Continue the workflow runtime PRD that follows, picking up after its final goal and writing on in the same format and formal register.

▸ Source extract

------------------------------------------------------------

PSA/ee/docs/plans/2026-04-08-workflow-v2-temporal-native-runtime/PRD.md

# PRD — Workflow V2 Temporal-Native Runtime

- Slug: `workflow-v2-temporal-native-runtime`
- Date: `2026-04-08`
- Status: Draft

## Summary

Replace the current database-driven Workflow Runtime V2 execution engine with a full Temporal-native interpreter for Enterprise Edition workflows. The workflow designer and authored DSL remain declarative and approachable for non-technical users, while Temporal becomes the authoritative execution runtime for all workflow runs in both hosted EE and appliance EE. Database tables remain product-facing read models and idempotency ledgers, not scheduler or resume authority.

## Problem

Workflow Runtime V2 currently executes through database-backed run state, wait rows, snapshots, and worker polling. That design was sufficient for early iteration, but it creates structural limitations:

1. **Polling-based waits are operationally weak** — `time.wait` requires a background polling worker instead of durable native timers.
2. **Execution authority is split across rows, snapshots, and worker leases** — the run model is harder to reason about and harder to recover cleanly.
3. **Long-running workflows are awkward** — event waits, retries, and child workflow semantics rely on custom scheduler logic rather than a durable orchestration engine.
4. **Runtime semantics are difficult to evolve safely** — replay, determinism, and versioning are implicit instead of explicit.
5. **Hosted and appliance need one durable runtime model** — workflows are an EE feature, and appliance includes Temporal, so diverging engines would create unnecessary complexity.

A Temporal-native interpreter solves the hardest workflow-runtime concerns directly:
- durable timers for `time.wait`
- signal-based wakeups for `event.wait` and `human.task`
- native child workflow orchestration
- cleaner cancellation and recovery semantics
- a single durable execution authority

## Goals

1. **Temporal-native execution authority** — every new Workflow V2 run executes as a Temporal workflow, and Temporal is the source of truth for execution state.
2. **Single EE runtime across hosted and appliance** — both hosted EE and appliance EE use the same interpreter model and semantics.
3. **Preserve intuitive workflow authoring** — the workflow DSL and designer remain declarative and user-friendly; Temporal concepts stay behind the runtime boundary.
4. **Hard cutover with minimal migration burden** — the current DB-backed runtime can be abandoned for new runs; no active-run migration is required.
5. **Durable, deterministic interpreter** — pinned definitions, explicit runtime semantics versioning, deterministic expression evaluation, and activity-only side effects.
6. **Keep the database as a first-class product read model** — run details, step timelines, waits, action invocations, and event audit remain queryable in the DB.

------------------------------------------------------------

Region annotation data
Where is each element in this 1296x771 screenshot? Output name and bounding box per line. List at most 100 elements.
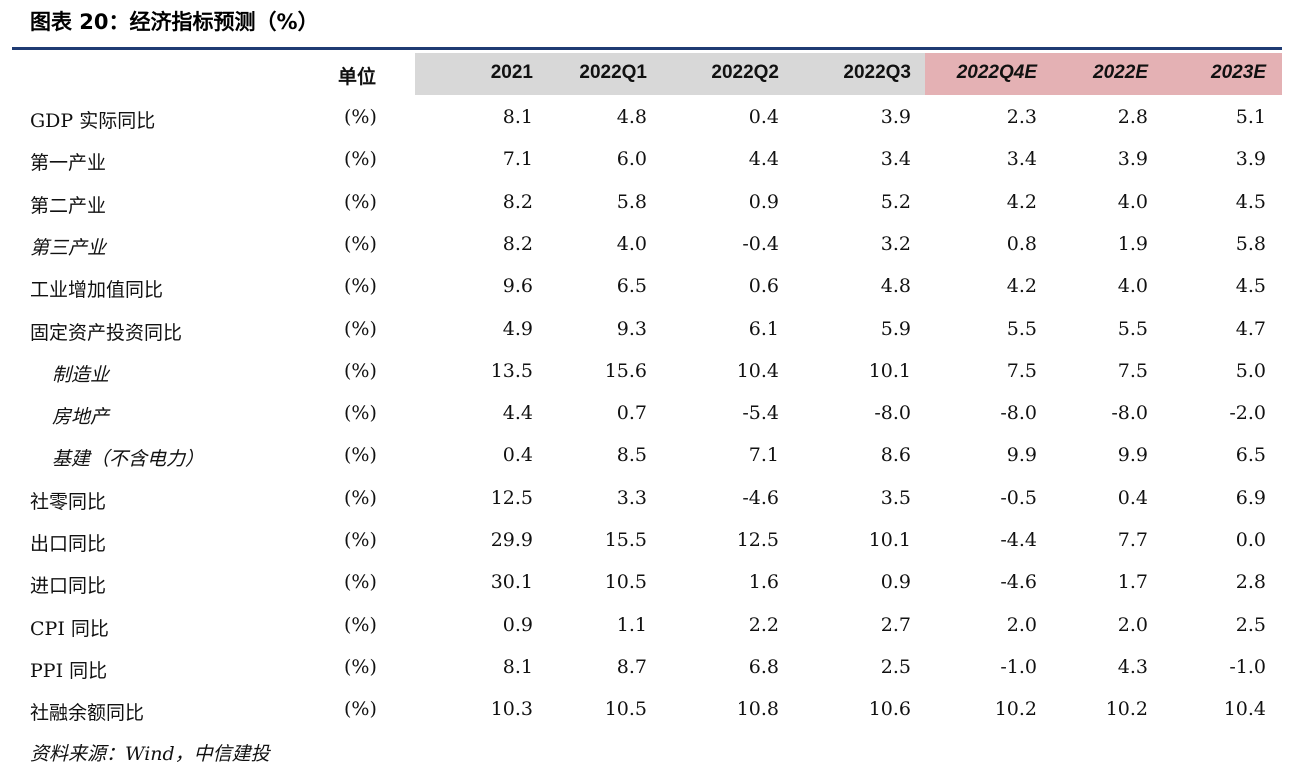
table-cell: 4.0 — [1117, 190, 1148, 213]
row-label: 房地产 — [52, 406, 110, 429]
row-unit: (%) — [344, 655, 377, 678]
table-cell: 2.5 — [880, 655, 911, 678]
table-cell: 10.4 — [736, 359, 779, 382]
table-cell: 0.9 — [502, 613, 533, 636]
table-cell: 0.9 — [880, 571, 911, 594]
header-col-2022q1: 2022Q1 — [579, 62, 647, 83]
table-cell: 3.3 — [616, 486, 647, 509]
table-cell: 29.9 — [490, 529, 533, 551]
table-cell: 8.7 — [616, 655, 647, 678]
table-cell: -4.6 — [1000, 571, 1037, 594]
table-cell: 9.9 — [1117, 444, 1148, 467]
source-note: 资料来源：Wind，中信建投 — [30, 743, 270, 765]
table-cell: 3.5 — [880, 486, 911, 509]
table-cell: 5.5 — [1117, 317, 1148, 340]
table-cell: 1.1 — [616, 613, 647, 636]
table-cell: 5.8 — [616, 190, 647, 213]
table-cell: 4.3 — [1117, 655, 1148, 678]
table-cell: 7.1 — [502, 148, 533, 171]
table-cell: 0.0 — [1235, 529, 1266, 551]
table-cell: 7.5 — [1006, 359, 1037, 382]
row-label: 制造业 — [52, 363, 110, 386]
table-cell: 1.9 — [1117, 232, 1148, 255]
row-label: 第一产业 — [30, 152, 107, 175]
table-cell: 12.5 — [736, 529, 779, 551]
title-rule — [12, 47, 1282, 50]
row-label: 社零同比 — [30, 490, 107, 513]
table-cell: 0.6 — [748, 275, 779, 298]
table-cell: -5.4 — [742, 402, 779, 425]
header-unit: 单位 — [338, 67, 377, 88]
table-cell: 9.3 — [616, 317, 647, 340]
table-cell: 3.4 — [1006, 148, 1037, 171]
table-cell: 6.8 — [748, 655, 779, 678]
table-cell: 3.9 — [1235, 148, 1266, 171]
table-cell: -0.4 — [742, 232, 779, 255]
row-unit: (%) — [344, 486, 377, 509]
row-label: 出口同比 — [30, 533, 107, 555]
header-col-2022q2: 2022Q2 — [711, 62, 779, 83]
table-cell: 0.4 — [1117, 486, 1148, 509]
table-cell: 4.7 — [1235, 317, 1266, 340]
row-unit: (%) — [344, 148, 377, 171]
row-label: CPI 同比 — [30, 617, 109, 640]
table-cell: 15.5 — [604, 529, 647, 551]
table-cell: 3.9 — [880, 106, 911, 128]
table-cell: 10.2 — [1105, 698, 1148, 721]
table-cell: 10.5 — [604, 698, 647, 721]
row-unit: (%) — [344, 444, 377, 467]
header-col-2023e: 2023E — [1211, 62, 1266, 83]
header-col-2022q3: 2022Q3 — [843, 62, 911, 83]
table-cell: 2.8 — [1235, 571, 1266, 594]
table-cell: 4.8 — [880, 275, 911, 298]
table-cell: 1.6 — [748, 571, 779, 594]
row-label: 固定资产投资同比 — [30, 321, 183, 344]
table-cell: 5.9 — [880, 317, 911, 340]
header-col-2022e: 2022E — [1093, 62, 1148, 83]
table-cell: 7.7 — [1117, 529, 1148, 551]
row-unit: (%) — [344, 190, 377, 213]
table-cell: 0.8 — [1006, 232, 1037, 255]
table-cell: 10.3 — [490, 698, 533, 721]
table-cell: 10.8 — [736, 698, 779, 721]
table-cell: -1.0 — [1000, 655, 1037, 678]
table-cell: 6.9 — [1235, 486, 1266, 509]
table-cell: 4.4 — [502, 402, 533, 425]
table-cell: 6.1 — [748, 317, 779, 340]
table-cell: 0.4 — [502, 444, 533, 467]
table-cell: 8.2 — [502, 232, 533, 255]
row-unit: (%) — [344, 613, 377, 636]
row-unit: (%) — [344, 275, 377, 298]
table-title: 图表 20：经济指标预测（%） — [30, 10, 319, 34]
table-cell: 10.1 — [868, 529, 911, 551]
row-label: GDP 实际同比 — [30, 110, 156, 132]
table-cell: 8.2 — [502, 190, 533, 213]
table-cell: 2.7 — [880, 613, 911, 636]
table-cell: 2.5 — [1235, 613, 1266, 636]
table-cell: 4.8 — [616, 106, 647, 128]
row-label: 社融余额同比 — [30, 702, 145, 725]
table-cell: 10.5 — [604, 571, 647, 594]
table-cell: 8.1 — [502, 655, 533, 678]
table-cell: 2.3 — [1006, 106, 1037, 128]
table-cell: 10.1 — [868, 359, 911, 382]
table-cell: 8.5 — [616, 444, 647, 467]
row-unit: (%) — [344, 402, 377, 425]
row-unit: (%) — [344, 106, 377, 128]
table-cell: 4.5 — [1235, 190, 1266, 213]
row-label: 第三产业 — [30, 236, 107, 259]
table-cell: -4.6 — [742, 486, 779, 509]
table-cell: 13.5 — [490, 359, 533, 382]
table-cell: 3.4 — [880, 148, 911, 171]
table-cell: 3.2 — [880, 232, 911, 255]
table-cell: -2.0 — [1229, 402, 1266, 425]
table-cell: 4.2 — [1006, 190, 1037, 213]
table-cell: 3.9 — [1117, 148, 1148, 171]
row-label: 第二产业 — [30, 194, 107, 217]
header-col-2021: 2021 — [490, 62, 533, 83]
row-label: 进口同比 — [30, 575, 107, 598]
table-cell: 4.2 — [1006, 275, 1037, 298]
table-cell: -8.0 — [1000, 402, 1037, 425]
row-label: 基建（不含电力） — [52, 448, 205, 471]
header-band-forecast — [925, 53, 1282, 95]
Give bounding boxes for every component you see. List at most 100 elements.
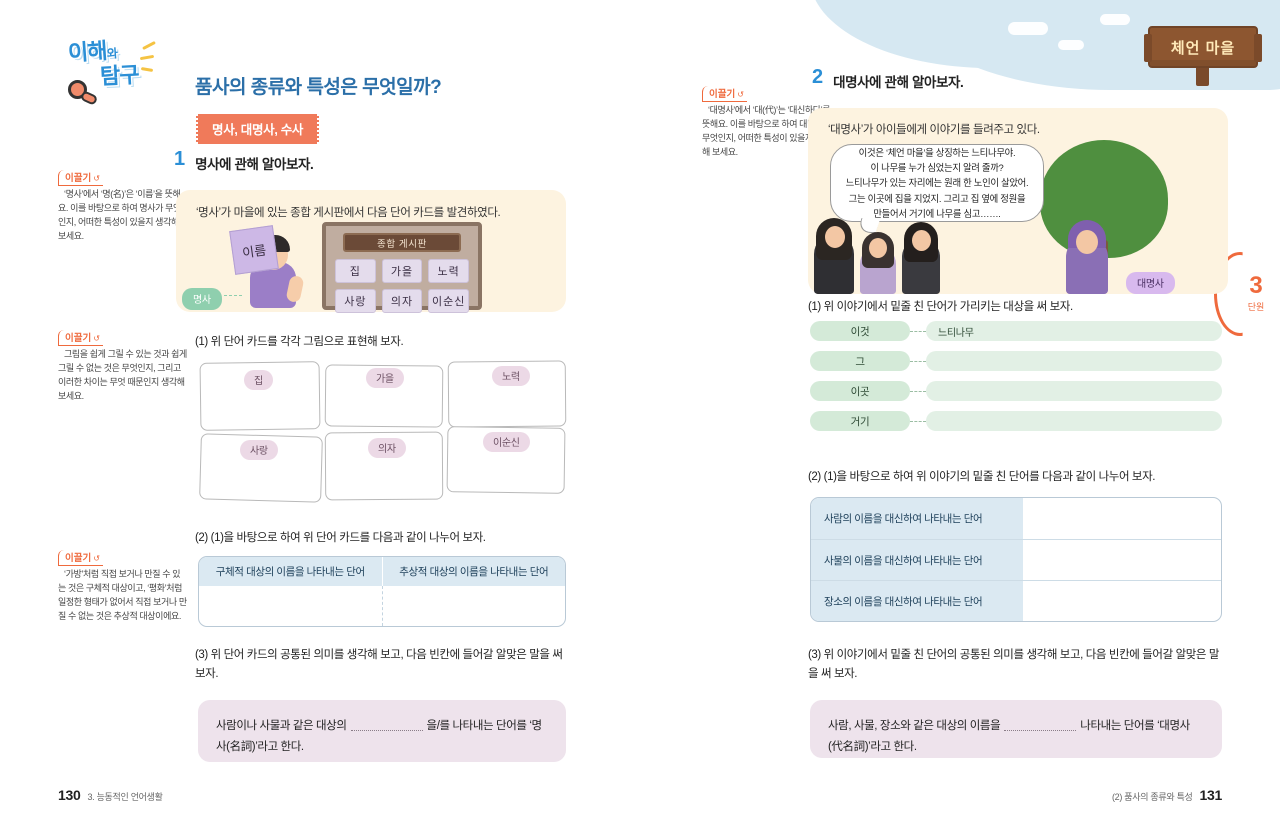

------------------------------------------------------------

▸ Task output
7. **Support all current workflow categories** — manual runs, event-triggered runs, one-time schedules, recurring schedules, waits, retries, child workflows, and human tasks.
8. **Establish a clean future architecture** — retire lease-based polling execution and DB-driven wait resolution so future workflow features build on a durable engine.

## Non-goals

- Redesigning the workflow designer around imperative Temporal concepts.
- Preserving exact internal runtime table semantics from the DB-backed engine.
- Migrating in-flight DB-runtime runs into Temporal.
- Maintaining a long-term hybrid runtime where DB execution and Temporal execution coexist as equal authorities.
- Building a broad new observability platform beyond the minimum run/query/projection surfaces needed for workflow support.
- Introducing parallel `forEach` execution in the first Temporal-native release.
- Replatforming Community Edition workflows onto Temporal.

## Users and Primary Flows

### Primary users

- **Workflow authors** creating automations in the visual workflow designer.
- **Operators and support engineers** inspecting workflow runs, waits, failures, and event routing.
- **Platform engineers** evolving the runtime, actions, and trigger orchestration safely.

### Primary flows

#### Flow 1: Manual or API run
1. A published workflow is started manually or via API.
2. The system allocates an Alga run ID and starts a Temporal interpreter workflow for that run.
3. The interpreter loads the pinned published definition version.
4. Steps execute through the interpreter until completion, wait, failure, or cancellation.
5. The database projection is updated so the run appears in run-detail UI and APIs.

#### Flow 2: Event-triggered workflow
1. A domain event enters the workflow event ingress path.
2. The event is validated, recorded for audit, and matched to published workflow triggers.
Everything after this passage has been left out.